PROBLEM REQUIREMENTS:
Give back all the data exactly, line by line.

PROVIDED ENTRIES:
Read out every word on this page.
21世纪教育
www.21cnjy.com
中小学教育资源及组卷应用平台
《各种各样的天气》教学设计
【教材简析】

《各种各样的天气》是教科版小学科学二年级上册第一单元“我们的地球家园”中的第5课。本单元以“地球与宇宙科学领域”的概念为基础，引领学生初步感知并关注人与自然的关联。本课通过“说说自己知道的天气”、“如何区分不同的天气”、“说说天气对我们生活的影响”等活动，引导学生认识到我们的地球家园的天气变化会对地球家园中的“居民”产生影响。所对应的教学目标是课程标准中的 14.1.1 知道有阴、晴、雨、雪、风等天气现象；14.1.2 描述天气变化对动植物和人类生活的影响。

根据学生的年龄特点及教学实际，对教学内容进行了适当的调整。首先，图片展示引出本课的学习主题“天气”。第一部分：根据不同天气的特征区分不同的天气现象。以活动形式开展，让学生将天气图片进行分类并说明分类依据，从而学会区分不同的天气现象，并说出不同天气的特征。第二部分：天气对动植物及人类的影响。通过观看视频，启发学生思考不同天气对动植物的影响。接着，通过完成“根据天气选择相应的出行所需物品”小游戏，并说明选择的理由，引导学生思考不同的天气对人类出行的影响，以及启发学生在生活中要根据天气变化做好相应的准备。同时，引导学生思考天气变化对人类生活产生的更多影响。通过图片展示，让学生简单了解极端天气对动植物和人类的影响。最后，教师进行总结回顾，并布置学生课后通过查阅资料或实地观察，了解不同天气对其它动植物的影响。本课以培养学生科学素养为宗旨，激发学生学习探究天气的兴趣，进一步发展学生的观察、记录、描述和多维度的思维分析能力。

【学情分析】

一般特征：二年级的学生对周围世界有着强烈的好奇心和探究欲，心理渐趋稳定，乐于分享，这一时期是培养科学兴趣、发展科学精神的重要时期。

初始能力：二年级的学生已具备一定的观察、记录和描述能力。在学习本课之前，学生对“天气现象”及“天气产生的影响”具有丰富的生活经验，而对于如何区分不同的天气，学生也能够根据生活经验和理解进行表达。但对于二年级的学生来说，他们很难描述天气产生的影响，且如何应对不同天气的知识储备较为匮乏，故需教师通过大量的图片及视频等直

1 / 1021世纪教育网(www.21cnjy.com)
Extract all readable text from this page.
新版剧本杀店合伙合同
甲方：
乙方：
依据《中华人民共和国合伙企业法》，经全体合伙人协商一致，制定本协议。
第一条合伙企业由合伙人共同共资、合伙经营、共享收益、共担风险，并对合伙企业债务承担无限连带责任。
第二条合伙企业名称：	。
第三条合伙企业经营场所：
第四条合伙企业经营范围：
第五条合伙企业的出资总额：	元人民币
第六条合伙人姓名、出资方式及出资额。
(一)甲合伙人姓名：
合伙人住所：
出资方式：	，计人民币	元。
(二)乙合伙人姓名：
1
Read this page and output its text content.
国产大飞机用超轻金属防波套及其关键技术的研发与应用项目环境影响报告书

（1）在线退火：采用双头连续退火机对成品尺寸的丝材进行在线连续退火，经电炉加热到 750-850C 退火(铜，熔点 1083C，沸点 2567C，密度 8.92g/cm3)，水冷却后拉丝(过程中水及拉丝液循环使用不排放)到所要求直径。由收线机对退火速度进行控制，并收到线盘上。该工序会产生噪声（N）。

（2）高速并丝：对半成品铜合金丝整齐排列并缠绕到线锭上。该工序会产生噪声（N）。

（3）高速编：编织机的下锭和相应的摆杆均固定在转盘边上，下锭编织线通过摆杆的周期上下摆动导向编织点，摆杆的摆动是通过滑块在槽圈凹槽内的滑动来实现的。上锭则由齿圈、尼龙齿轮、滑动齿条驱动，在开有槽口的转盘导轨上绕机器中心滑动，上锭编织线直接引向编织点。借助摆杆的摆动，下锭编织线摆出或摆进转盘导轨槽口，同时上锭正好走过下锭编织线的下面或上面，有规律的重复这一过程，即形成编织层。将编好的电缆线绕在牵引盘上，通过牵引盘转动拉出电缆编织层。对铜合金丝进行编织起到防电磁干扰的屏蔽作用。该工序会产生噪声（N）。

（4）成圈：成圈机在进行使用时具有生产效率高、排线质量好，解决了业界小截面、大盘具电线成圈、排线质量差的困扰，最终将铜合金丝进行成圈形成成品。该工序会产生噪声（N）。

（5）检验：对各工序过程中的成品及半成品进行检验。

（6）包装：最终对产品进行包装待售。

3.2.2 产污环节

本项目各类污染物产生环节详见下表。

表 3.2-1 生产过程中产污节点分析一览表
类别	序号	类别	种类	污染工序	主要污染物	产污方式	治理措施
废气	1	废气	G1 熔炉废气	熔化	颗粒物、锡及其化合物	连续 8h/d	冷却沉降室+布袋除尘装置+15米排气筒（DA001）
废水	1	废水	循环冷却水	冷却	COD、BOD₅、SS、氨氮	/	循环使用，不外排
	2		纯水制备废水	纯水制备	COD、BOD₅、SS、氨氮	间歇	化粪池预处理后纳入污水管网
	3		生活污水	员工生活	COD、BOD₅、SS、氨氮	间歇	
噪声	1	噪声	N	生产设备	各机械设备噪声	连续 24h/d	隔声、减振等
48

THE ANSWER:
Read out every word on this page.
21世纪教育
www.21cnjy.com
中小学教育资源及组卷应用平台
《各种各样的天气》教学设计
【教材简析】

《各种各样的天气》是教科版小学科学二年级上册第一单元“我们的地球家园”中的第5课。本单元以“地球与宇宙科学领域”的概念为基础，引领学生初步感知并关注人与自然的关联。本课通过“说说自己知道的天气”、“如何区分不同的天气”、“说说天气对我们生活的影响”等活动，引导学生认识到我们的地球家园的天气变化会对地球家园中的“居民”产生影响。所对应的教学目标是课程标准中的 14.1.1 知道有阴、晴、雨、雪、风等天气现象；14.1.2 描述天气变化对动植物和人类生活的影响。

根据学生的年龄特点及教学实际，对教学内容进行了适当的调整。首先，图片展示引出本课的学习主题“天气”。第一部分：根据不同天气的特征区分不同的天气现象。以活动形式开展，让学生将天气图片进行分类并说明分类依据，从而学会区分不同的天气现象，并说出不同天气的特征。第二部分：天气对动植物及人类的影响。通过观看视频，启发学生思考不同天气对动植物的影响。接着，通过完成“根据天气选择相应的出行所需物品”小游戏，并说明选择的理由，引导学生思考不同的天气对人类出行的影响，以及启发学生在生活中要根据天气变化做好相应的准备。同时，引导学生思考天气变化对人类生活产生的更多影响。通过图片展示，让学生简单了解极端天气对动植物和人类的影响。最后，教师进行总结回顾，并布置学生课后通过查阅资料或实地观察，了解不同天气对其它动植物的影响。本课以培养学生科学素养为宗旨，激发学生学习探究天气的兴趣，进一步发展学生的观察、记录、描述和多维度的思维分析能力。

【学情分析】

一般特征：二年级的学生对周围世界有着强烈的好奇心和探究欲，心理渐趋稳定，乐于分享，这一时期是培养科学兴趣、发展科学精神的重要时期。

初始能力：二年级的学生已具备一定的观察、记录和描述能力。在学习本课之前，学生对“天气现象”及“天气产生的影响”具有丰富的生活经验，而对于如何区分不同的天气，学生也能够根据生活经验和理解进行表达。但对于二年级的学生来说，他们很难描述天气产生的影响，且如何应对不同天气的知识储备较为匮乏，故需教师通过大量的图片及视频等直

1 / 1021世纪教育网(www.21cnjy.com)
Extract all readable text from this page.
新版剧本杀店合伙合同
甲方：
乙方：
依据《中华人民共和国合伙企业法》，经全体合伙人协商一致，制定本协议。
第一条合伙企业由合伙人共同共资、合伙经营、共享收益、共担风险，并对合伙企业债务承担无限连带责任。
第二条合伙企业名称：	。
第三条合伙企业经营场所：
第四条合伙企业经营范围：
第五条合伙企业的出资总额：	元人民币
第六条合伙人姓名、出资方式及出资额。
(一)甲合伙人姓名：
合伙人住所：
出资方式：	，计人民币	元。
(二)乙合伙人姓名：
1
Read this page and output its text content.
国产大飞机用超轻金属防波套及其关键技术的研发与应用项目环境影响报告书

（1）在线退火：采用双头连续退火机对成品尺寸的丝材进行在线连续退火，经电炉加热到 750-850C 退火(铜，熔点 1083C，沸点 2567C，密度 8.92g/cm3)，水冷却后拉丝(过程中水及拉丝液循环使用不排放)到所要求直径。由收线机对退火速度进行控制，并收到线盘上。该工序会产生噪声（N）。

（2）高速并丝：对半成品铜合金丝整齐排列并缠绕到线锭上。该工序会产生噪声（N）。

（3）高速编：编织机的下锭和相应的摆杆均固定在转盘边上，下锭编织线通过摆杆的周期上下摆动导向编织点，摆杆的摆动是通过滑块在槽圈凹槽内的滑动来实现的。上锭则由齿圈、尼龙齿轮、滑动齿条驱动，在开有槽口的转盘导轨上绕机器中心滑动，上锭编织线直接引向编织点。借助摆杆的摆动，下锭编织线摆出或摆进转盘导轨槽口，同时上锭正好走过下锭编织线的下面或上面，有规律的重复这一过程，即形成编织层。将编好的电缆线绕在牵引盘上，通过牵引盘转动拉出电缆编织层。对铜合金丝进行编织起到防电磁干扰的屏蔽作用。该工序会产生噪声（N）。

（4）成圈：成圈机在进行使用时具有生产效率高、排线质量好，解决了业界小截面、大盘具电线成圈、排线质量差的困扰，最终将铜合金丝进行成圈形成成品。该工序会产生噪声（N）。

（5）检验：对各工序过程中的成品及半成品进行检验。

（6）包装：最终对产品进行包装待售。

3.2.2 产污环节

本项目各类污染物产生环节详见下表。

表 3.2-1 生产过程中产污节点分析一览表
类别	序号	类别	种类	污染工序	主要污染物	产污方式	治理措施
废气	1	废气	G1 熔炉废气	熔化	颗粒物、锡及其化合物	连续 8h/d	冷却沉降室+布袋除尘装置+15米排气筒（DA001）
废水	1	废水	循环冷却水	冷却	COD、BOD₅、SS、氨氮	/	循环使用，不外排
	2		纯水制备废水	纯水制备	COD、BOD₅、SS、氨氮	间歇	化粪池预处理后纳入污水管网
	3		生活污水	员工生活	COD、BOD₅、SS、氨氮	间歇	
噪声	1	噪声	N	生产设备	各机械设备噪声	连续 24h/d	隔声、减振等
48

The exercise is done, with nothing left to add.